**OBJECTIVE**
Copy word for word the stretch of the Reformation text from "We are inching" through "The Five Solas.".

**EXTRACTED TEXT**
%%

We are inching closer and closer to October 31, 2017, the day that marks five hundred years since Martin Luther sparked off the Protestant Reformation in Wittenburg, Germany. If you've not been able to get up to speed on the what and why of this formative event in church history, take the opportunity now to read the previous post Reformation Anniversary or listen to the recent sermon series, The Five Solas.

Along with the reclamation of biblical truth and practice, the Reformation also instigated renewed interest in christian worship; everything from preaching, to the sacraments, to the prayers and songs employed by the church gathered. Even in the 16th century it seemed that no two groups fully agreed on what the role of music could be or should be in the church.

Martin Luther encouraged the singing of hymns (some of which he wrote) with harmonies, in tandem with a professional choir, and to tunes crafted specifically from German culture and folk melodies. John Calvin limited his congregation to Psalm-singing exclusively, in unison only without musical accompaniment. Ulrich Zwingli, although an accomplished musician, threw out the proverbial baby with the bath-wash. Under his leadership, all music and singing (and public prayer) were kept out of church services all together. To him, singing was prayer, and as such should be kept private (per Matthew 6:6).

%%

**Data extracted from a collection**
%%

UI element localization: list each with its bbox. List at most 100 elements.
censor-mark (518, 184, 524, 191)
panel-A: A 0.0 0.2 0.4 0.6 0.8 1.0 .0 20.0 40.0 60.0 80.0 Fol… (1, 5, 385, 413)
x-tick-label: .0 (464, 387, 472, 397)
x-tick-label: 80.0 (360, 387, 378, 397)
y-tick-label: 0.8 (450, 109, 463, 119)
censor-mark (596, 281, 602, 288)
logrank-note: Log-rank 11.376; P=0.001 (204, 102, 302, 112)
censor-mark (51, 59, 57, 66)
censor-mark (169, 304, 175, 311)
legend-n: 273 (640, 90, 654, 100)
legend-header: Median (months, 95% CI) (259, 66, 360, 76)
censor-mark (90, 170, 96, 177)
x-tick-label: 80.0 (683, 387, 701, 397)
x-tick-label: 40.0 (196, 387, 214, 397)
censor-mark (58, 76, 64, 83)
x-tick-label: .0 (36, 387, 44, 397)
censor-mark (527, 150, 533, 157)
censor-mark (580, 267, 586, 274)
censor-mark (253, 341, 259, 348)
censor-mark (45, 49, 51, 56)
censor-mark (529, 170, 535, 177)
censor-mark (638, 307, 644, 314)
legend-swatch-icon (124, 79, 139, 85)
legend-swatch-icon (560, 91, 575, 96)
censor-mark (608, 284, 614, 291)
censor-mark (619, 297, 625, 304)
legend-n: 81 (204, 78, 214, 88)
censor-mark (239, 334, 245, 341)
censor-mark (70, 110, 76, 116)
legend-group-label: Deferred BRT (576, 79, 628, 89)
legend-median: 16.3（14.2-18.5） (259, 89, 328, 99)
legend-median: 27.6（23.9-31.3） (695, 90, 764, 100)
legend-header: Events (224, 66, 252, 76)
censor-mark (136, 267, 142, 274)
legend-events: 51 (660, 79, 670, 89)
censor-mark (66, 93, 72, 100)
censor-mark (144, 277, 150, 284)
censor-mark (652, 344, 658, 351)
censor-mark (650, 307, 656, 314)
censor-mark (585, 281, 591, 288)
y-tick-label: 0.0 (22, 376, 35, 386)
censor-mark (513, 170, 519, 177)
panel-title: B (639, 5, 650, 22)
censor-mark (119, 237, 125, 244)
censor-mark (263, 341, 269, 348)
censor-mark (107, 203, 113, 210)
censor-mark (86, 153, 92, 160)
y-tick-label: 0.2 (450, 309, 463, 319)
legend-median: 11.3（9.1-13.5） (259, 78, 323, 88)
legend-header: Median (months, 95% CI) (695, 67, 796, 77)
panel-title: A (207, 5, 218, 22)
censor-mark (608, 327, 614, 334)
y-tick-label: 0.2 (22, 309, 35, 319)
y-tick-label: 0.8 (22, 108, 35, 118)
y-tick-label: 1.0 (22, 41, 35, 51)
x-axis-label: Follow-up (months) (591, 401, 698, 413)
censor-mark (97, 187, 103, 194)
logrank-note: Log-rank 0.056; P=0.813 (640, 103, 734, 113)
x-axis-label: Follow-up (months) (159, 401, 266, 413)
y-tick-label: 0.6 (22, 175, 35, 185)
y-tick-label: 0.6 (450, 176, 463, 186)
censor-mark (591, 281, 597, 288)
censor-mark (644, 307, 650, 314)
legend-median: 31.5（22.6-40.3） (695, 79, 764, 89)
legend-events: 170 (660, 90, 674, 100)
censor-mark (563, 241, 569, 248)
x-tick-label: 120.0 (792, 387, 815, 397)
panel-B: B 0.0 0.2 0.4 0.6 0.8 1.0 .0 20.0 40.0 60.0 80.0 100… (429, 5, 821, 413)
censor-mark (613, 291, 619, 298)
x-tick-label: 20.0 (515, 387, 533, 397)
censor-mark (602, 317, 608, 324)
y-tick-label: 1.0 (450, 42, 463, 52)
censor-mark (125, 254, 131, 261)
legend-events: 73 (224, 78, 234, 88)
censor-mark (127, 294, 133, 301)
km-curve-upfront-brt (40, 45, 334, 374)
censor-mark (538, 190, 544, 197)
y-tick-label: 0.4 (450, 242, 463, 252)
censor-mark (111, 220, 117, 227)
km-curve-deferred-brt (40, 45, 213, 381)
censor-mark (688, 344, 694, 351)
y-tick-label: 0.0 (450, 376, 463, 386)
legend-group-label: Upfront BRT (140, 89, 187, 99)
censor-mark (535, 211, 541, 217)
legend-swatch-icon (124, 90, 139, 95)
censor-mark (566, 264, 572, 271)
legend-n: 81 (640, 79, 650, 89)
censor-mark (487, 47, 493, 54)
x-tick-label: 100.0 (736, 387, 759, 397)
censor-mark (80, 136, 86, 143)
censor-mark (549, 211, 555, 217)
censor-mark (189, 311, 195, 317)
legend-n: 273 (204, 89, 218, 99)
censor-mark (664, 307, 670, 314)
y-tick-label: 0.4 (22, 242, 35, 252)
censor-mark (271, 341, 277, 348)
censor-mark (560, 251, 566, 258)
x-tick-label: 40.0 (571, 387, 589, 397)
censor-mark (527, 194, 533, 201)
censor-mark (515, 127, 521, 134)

%%

**COMPLETED EXERCISE**
We are inching closer and closer to October 31, 2017, the day that marks five hundred years since Martin Luther sparked off the Protestant Reformation in Wittenburg, Germany. If you've not been able to get up to speed on the what and why of this formative event in church history, take the opportunity now to read the previous post Reformation Anniversary or listen to the recent sermon series, The Five Solas.